Work required: Write out all entries word for word.

Data for processing:
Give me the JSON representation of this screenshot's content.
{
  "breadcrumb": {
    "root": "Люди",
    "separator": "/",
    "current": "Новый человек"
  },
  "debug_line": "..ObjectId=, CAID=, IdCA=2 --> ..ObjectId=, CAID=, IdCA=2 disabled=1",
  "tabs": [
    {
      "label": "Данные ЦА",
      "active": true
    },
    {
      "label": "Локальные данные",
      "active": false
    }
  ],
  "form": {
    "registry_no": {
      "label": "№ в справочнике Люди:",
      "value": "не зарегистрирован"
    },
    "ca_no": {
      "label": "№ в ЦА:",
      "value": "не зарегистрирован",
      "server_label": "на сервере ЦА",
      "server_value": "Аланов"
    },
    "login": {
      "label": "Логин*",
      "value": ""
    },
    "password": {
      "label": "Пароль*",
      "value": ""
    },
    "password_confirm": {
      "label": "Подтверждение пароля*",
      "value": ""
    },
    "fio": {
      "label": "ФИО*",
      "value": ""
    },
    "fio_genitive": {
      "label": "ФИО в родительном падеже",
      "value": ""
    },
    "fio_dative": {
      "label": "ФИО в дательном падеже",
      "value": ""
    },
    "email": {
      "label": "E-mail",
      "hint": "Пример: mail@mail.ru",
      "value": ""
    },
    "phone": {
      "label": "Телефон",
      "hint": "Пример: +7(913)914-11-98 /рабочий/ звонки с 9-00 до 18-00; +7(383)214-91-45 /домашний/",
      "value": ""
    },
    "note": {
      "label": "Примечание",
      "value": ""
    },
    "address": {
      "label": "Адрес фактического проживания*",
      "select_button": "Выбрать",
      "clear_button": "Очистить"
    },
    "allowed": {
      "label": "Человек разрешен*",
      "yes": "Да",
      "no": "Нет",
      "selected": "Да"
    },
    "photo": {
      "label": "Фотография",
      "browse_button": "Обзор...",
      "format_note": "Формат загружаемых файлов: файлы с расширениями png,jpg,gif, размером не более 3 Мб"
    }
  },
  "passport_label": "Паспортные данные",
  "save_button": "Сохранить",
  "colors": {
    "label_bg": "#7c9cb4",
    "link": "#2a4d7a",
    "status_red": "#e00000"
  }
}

Correct answer:
Give me the JSON representation of this screenshot's content.
{
  "breadcrumb": {
    "root": "Люди",
    "separator": "/",
    "current": "Новый человек"
  },
  "debug_line": "..ObjectId=, CAID=, IdCA=2 --> ..ObjectId=, CAID=, IdCA=2 disabled=1",
  "tabs": [
    {
      "label": "Данные ЦА",
      "active": true
    },
    {
      "label": "Локальные данные",
      "active": false
    }
  ],
  "form": {
    "registry_no": {
      "label": "№ в справочнике Люди:",
      "value": "не зарегистрирован"
    },
    "ca_no": {
      "label": "№ в ЦА:",
      "value": "не зарегистрирован",
      "server_label": "на сервере ЦА",
      "server_value": "Аланов"
    },
    "login": {
      "label": "Логин*",
      "value": ""
    },
    "password": {
      "label": "Пароль*",
      "value": ""
    },
    "password_confirm": {
      "label": "Подтверждение пароля*",
      "value": ""
    },
    "fio": {
      "label": "ФИО*",
      "value": ""
    },
    "fio_genitive": {
      "label": "ФИО в родительном падеже",
      "value": ""
    },
    "fio_dative": {
      "label": "ФИО в дательном падеже",
      "value": ""
    },
    "email": {
      "label": "E-mail",
      "hint": "Пример: mail@mail.ru",
      "value": ""
    },
    "phone": {
      "label": "Телефон",
      "hint": "Пример: +7(913)914-11-98 /рабочий/ звонки с 9-00 до 18-00; +7(383)214-91-45 /домашний/",
      "value": ""
    },
    "note": {
      "label": "Примечание",
      "value": ""
    },
    "address": {
      "label": "Адрес фактического проживания*",
      "select_button": "Выбрать",
      "clear_button": "Очистить"
    },
    "allowed": {
      "label": "Человек разрешен*",
      "yes": "Да",
      "no": "Нет",
      "selected": "Да"
    },
    "photo": {
      "label": "Фотография",
      "browse_button": "Обзор...",
      "format_note": "Формат загружаемых файлов: файлы с расширениями png,jpg,gif, размером не более 3 Мб"
    }
  },
  "passport_label": "Паспортные данные",
  "save_button": "Сохранить",
  "colors": {
    "label_bg": "#7c9cb4",
    "link": "#2a4d7a",
    "status_red": "#e00000"
  }
}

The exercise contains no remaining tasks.